● TASK DETAILS
Reproduce the tax shelter timeline below word for word, from its first line to its last.

● QUOTED PASSAGE
▶
Congress enacts comprehensive tax shelter reform

Congress passes the Deficit Reduction Act of 1984, which requires tax shelter promoters to register with the IRS before offering their products to the public. The promoters must maintain a list of all investors in each shelter and make the list available to IRS within 10 days. Shelters are defined as investments that deliver at least $2 in tax savings for each $1 invested in the shelter.

1986

Tax Reform Act of 1986 passed

Included in the Tax Reform Act is a proposal that targets individuals who are taking advantage of abusive tax shelters. The IRS later suspects the 1986 law caused a flow of tax shelter promoters and practitioners -- armed with a glut of specialist knowledge -- to target their activities toward corporations.

1991

A change in accounting rules helps tax shelter promoters

Accountants are now allowed to charge performance-based fees, like investment bankers, as opposed to an hourly rate. This rule change is suspected of having spurred accountants to develop tax shelter products that could be marketed to multiple clients.
◀
● GIVEN DATA
▶
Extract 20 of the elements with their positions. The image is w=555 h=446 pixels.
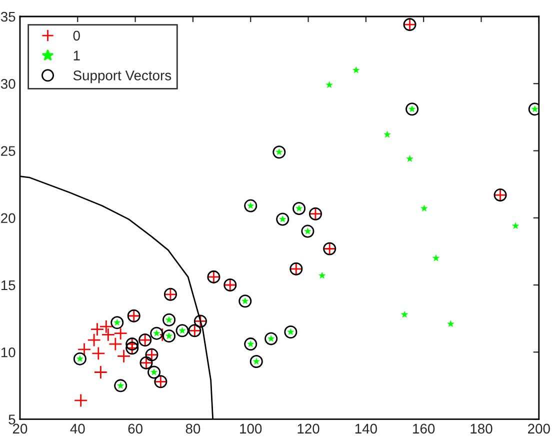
◀
● OUTPUT OF THE TASK
Congress enacts comprehensive tax shelter reform

Congress passes the Deficit Reduction Act of 1984, which requires tax shelter promoters to register with the IRS before offering their products to the public. The promoters must maintain a list of all investors in each shelter and make the list available to IRS within 10 days. Shelters are defined as investments that deliver at least $2 in tax savings for each $1 invested in the shelter.

1986

Tax Reform Act of 1986 passed

Included in the Tax Reform Act is a proposal that targets individuals who are taking advantage of abusive tax shelters. The IRS later suspects the 1986 law caused a flow of tax shelter promoters and practitioners -- armed with a glut of specialist knowledge -- to target their activities toward corporations.

1991

A change in accounting rules helps tax shelter promoters

Accountants are now allowed to charge performance-based fees, like investment bankers, as opposed to an hourly rate. This rule change is suspected of having spurred accountants to develop tax shelter products that could be marketed to multiple clients.